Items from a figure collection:
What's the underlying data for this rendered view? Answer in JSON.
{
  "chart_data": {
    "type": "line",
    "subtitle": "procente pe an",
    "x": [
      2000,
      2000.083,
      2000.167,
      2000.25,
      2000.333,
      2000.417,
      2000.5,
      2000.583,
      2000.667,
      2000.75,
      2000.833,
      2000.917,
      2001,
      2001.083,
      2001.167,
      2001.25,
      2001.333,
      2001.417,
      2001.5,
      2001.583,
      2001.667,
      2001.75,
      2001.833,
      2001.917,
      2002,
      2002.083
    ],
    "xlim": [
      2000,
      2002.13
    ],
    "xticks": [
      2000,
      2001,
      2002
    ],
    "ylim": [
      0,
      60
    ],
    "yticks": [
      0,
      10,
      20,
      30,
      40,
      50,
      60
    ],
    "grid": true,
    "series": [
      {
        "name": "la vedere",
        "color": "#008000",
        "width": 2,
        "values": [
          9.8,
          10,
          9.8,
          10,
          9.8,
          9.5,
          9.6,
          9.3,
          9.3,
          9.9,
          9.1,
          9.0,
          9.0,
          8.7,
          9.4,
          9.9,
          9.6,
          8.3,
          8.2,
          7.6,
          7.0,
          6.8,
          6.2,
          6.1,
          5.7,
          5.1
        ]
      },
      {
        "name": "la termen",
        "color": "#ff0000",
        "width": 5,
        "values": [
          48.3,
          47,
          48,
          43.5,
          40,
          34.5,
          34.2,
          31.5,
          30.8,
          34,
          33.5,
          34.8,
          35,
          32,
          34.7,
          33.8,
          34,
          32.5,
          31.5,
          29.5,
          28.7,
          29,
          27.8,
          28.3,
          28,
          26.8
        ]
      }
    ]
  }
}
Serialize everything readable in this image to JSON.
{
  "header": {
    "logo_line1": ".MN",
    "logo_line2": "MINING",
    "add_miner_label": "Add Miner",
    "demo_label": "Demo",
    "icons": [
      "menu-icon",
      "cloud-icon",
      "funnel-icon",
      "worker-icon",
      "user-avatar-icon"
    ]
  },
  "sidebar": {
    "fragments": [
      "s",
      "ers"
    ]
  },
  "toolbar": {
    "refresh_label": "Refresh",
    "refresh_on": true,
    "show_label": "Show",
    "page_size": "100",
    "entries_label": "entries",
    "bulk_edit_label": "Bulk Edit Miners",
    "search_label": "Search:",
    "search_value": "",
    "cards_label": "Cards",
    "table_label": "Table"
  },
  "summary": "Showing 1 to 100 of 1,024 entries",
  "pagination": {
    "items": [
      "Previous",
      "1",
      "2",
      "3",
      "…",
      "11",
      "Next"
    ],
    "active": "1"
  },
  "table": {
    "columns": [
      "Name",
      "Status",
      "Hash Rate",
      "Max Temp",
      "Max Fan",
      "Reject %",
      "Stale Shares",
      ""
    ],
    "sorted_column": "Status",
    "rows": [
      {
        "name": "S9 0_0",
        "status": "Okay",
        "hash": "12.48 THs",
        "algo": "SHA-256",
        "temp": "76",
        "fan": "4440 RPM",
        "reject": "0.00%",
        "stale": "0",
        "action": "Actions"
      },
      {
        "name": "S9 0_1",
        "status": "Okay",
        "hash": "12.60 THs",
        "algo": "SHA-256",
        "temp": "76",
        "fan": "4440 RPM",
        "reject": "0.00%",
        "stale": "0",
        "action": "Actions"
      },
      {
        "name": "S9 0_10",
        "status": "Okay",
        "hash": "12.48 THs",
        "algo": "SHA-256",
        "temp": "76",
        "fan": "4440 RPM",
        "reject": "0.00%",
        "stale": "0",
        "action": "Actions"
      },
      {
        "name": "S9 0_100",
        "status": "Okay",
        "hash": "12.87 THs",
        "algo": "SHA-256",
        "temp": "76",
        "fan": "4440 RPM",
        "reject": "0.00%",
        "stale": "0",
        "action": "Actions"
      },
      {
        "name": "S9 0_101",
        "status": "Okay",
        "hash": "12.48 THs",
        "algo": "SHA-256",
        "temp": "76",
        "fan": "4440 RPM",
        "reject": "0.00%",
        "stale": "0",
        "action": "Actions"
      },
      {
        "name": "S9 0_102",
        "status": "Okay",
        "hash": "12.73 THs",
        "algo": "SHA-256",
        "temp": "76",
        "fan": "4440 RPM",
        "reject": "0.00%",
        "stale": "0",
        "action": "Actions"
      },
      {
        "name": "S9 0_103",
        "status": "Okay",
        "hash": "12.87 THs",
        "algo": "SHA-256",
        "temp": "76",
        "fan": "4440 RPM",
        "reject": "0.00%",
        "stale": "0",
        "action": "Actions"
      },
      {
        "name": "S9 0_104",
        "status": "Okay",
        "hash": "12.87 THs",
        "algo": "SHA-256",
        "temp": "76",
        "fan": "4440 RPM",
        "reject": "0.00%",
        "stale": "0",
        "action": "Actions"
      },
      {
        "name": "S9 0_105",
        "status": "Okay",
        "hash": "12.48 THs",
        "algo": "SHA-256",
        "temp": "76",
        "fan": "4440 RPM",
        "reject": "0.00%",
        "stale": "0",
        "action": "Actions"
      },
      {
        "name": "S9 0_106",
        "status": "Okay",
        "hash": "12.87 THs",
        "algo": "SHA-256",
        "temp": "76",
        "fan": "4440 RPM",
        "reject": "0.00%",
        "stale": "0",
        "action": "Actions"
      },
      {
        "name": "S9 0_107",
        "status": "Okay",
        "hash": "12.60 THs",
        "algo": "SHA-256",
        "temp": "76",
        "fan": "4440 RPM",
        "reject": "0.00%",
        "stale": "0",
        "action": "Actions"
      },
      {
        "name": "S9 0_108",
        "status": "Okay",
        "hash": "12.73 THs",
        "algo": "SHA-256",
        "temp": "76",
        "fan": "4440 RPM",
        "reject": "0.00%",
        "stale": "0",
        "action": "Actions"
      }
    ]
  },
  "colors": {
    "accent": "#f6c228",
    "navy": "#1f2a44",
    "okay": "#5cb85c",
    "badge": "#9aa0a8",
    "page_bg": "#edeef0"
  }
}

__OBJECTIVE__. Transcribe all entries exactly as they are given.

__OUTPUT FOR THIS TASK__.
What's the underlying data for this rendered view? Answer in JSON.
{
  "chart_data": {
    "type": "line",
    "subtitle": "procente pe an",
    "x": [
      2000,
      2000.083,
      2000.167,
      2000.25,
      2000.333,
      2000.417,
      2000.5,
      2000.583,
      2000.667,
      2000.75,
      2000.833,
      2000.917,
      2001,
      2001.083,
      2001.167,
      2001.25,
      2001.333,
      2001.417,
      2001.5,
      2001.583,
      2001.667,
      2001.75,
      2001.833,
      2001.917,
      2002,
      2002.083
    ],
    "xlim": [
      2000,
      2002.13
    ],
    "xticks": [
      2000,
      2001,
      2002
    ],
    "ylim": [
      0,
      60
    ],
    "yticks": [
      0,
      10,
      20,
      30,
      40,
      50,
      60
    ],
    "grid": true,
    "series": [
      {
        "name": "la vedere",
        "color": "#008000",
        "width": 2,
        "values": [
          9.8,
          10,
          9.8,
          10,
          9.8,
          9.5,
          9.6,
          9.3,
          9.3,
          9.9,
          9.1,
          9.0,
          9.0,
          8.7,
          9.4,
          9.9,
          9.6,
          8.3,
          8.2,
          7.6,
          7.0,
          6.8,
          6.2,
          6.1,
          5.7,
          5.1
        ]
      },
      {
        "name": "la termen",
        "color": "#ff0000",
        "width": 5,
        "values": [
          48.3,
          47,
          48,
          43.5,
          40,
          34.5,
          34.2,
          31.5,
          30.8,
          34,
          33.5,
          34.8,
          35,
          32,
          34.7,
          33.8,
          34,
          32.5,
          31.5,
          29.5,
          28.7,
          29,
          27.8,
          28.3,
          28,
          26.8
        ]
      }
    ]
  }
}
Serialize everything readable in this image to JSON.
{
  "header": {
    "logo_line1": ".MN",
    "logo_line2": "MINING",
    "add_miner_label": "Add Miner",
    "demo_label": "Demo",
    "icons": [
      "menu-icon",
      "cloud-icon",
      "funnel-icon",
      "worker-icon",
      "user-avatar-icon"
    ]
  },
  "sidebar": {
    "fragments": [
      "s",
      "ers"
    ]
  },
  "toolbar": {
    "refresh_label": "Refresh",
    "refresh_on": true,
    "show_label": "Show",
    "page_size": "100",
    "entries_label": "entries",
    "bulk_edit_label": "Bulk Edit Miners",
    "search_label": "Search:",
    "search_value": "",
    "cards_label": "Cards",
    "table_label": "Table"
  },
  "summary": "Showing 1 to 100 of 1,024 entries",
  "pagination": {
    "items": [
      "Previous",
      "1",
      "2",
      "3",
      "…",
      "11",
      "Next"
    ],
    "active": "1"
  },
  "table": {
    "columns": [
      "Name",
      "Status",
      "Hash Rate",
      "Max Temp",
      "Max Fan",
      "Reject %",
      "Stale Shares",
      ""
    ],
    "sorted_column": "Status",
    "rows": [
      {
        "name": "S9 0_0",
        "status": "Okay",
        "hash": "12.48 THs",
        "algo": "SHA-256",
        "temp": "76",
        "fan": "4440 RPM",
        "reject": "0.00%",
        "stale": "0",
        "action": "Actions"
      },
      {
        "name": "S9 0_1",
        "status": "Okay",
        "hash": "12.60 THs",
        "algo": "SHA-256",
        "temp": "76",
        "fan": "4440 RPM",
        "reject": "0.00%",
        "stale": "0",
        "action": "Actions"
      },
      {
        "name": "S9 0_10",
        "status": "Okay",
        "hash": "12.48 THs",
        "algo": "SHA-256",
        "temp": "76",
        "fan": "4440 RPM",
        "reject": "0.00%",
        "stale": "0",
        "action": "Actions"
      },
      {
        "name": "S9 0_100",
        "status": "Okay",
        "hash": "12.87 THs",
        "algo": "SHA-256",
        "temp": "76",
        "fan": "4440 RPM",
        "reject": "0.00%",
        "stale": "0",
        "action": "Actions"
      },
      {
        "name": "S9 0_101",
        "status": "Okay",
        "hash": "12.48 THs",
        "algo": "SHA-256",
        "temp": "76",
        "fan": "4440 RPM",
        "reject": "0.00%",
        "stale": "0",
        "action": "Actions"
      },
      {
        "name": "S9 0_102",
        "status": "Okay",
        "hash": "12.73 THs",
        "algo": "SHA-256",
        "temp": "76",
        "fan": "4440 RPM",
        "reject": "0.00%",
        "stale": "0",
        "action": "Actions"
      },
      {
        "name": "S9 0_103",
        "status": "Okay",
        "hash": "12.87 THs",
        "algo": "SHA-256",
        "temp": "76",
        "fan": "4440 RPM",
        "reject": "0.00%",
        "stale": "0",
        "action": "Actions"
      },
      {
        "name": "S9 0_104",
        "status": "Okay",
        "hash": "12.87 THs",
        "algo": "SHA-256",
        "temp": "76",
        "fan": "4440 RPM",
        "reject": "0.00%",
        "stale": "0",
        "action": "Actions"
      },
      {
        "name": "S9 0_105",
        "status": "Okay",
        "hash": "12.48 THs",
        "algo": "SHA-256",
        "temp": "76",
        "fan": "4440 RPM",
        "reject": "0.00%",
        "stale": "0",
        "action": "Actions"
      },
      {
        "name": "S9 0_106",
        "status": "Okay",
        "hash": "12.87 THs",
        "algo": "SHA-256",
        "temp": "76",
        "fan": "4440 RPM",
        "reject": "0.00%",
        "stale": "0",
        "action": "Actions"
      },
      {
        "name": "S9 0_107",
        "status": "Okay",
        "hash": "12.60 THs",
        "algo": "SHA-256",
        "temp": "76",
        "fan": "4440 RPM",
        "reject": "0.00%",
        "stale": "0",
        "action": "Actions"
      },
      {
        "name": "S9 0_108",
        "status": "Okay",
        "hash": "12.73 THs",
        "algo": "SHA-256",
        "temp": "76",
        "fan": "4440 RPM",
        "reject": "0.00%",
        "stale": "0",
        "action": "Actions"
      }
    ]
  },
  "colors": {
    "accent": "#f6c228",
    "navy": "#1f2a44",
    "okay": "#5cb85c",
    "badge": "#9aa0a8",
    "page_bg": "#edeef0"
  }
}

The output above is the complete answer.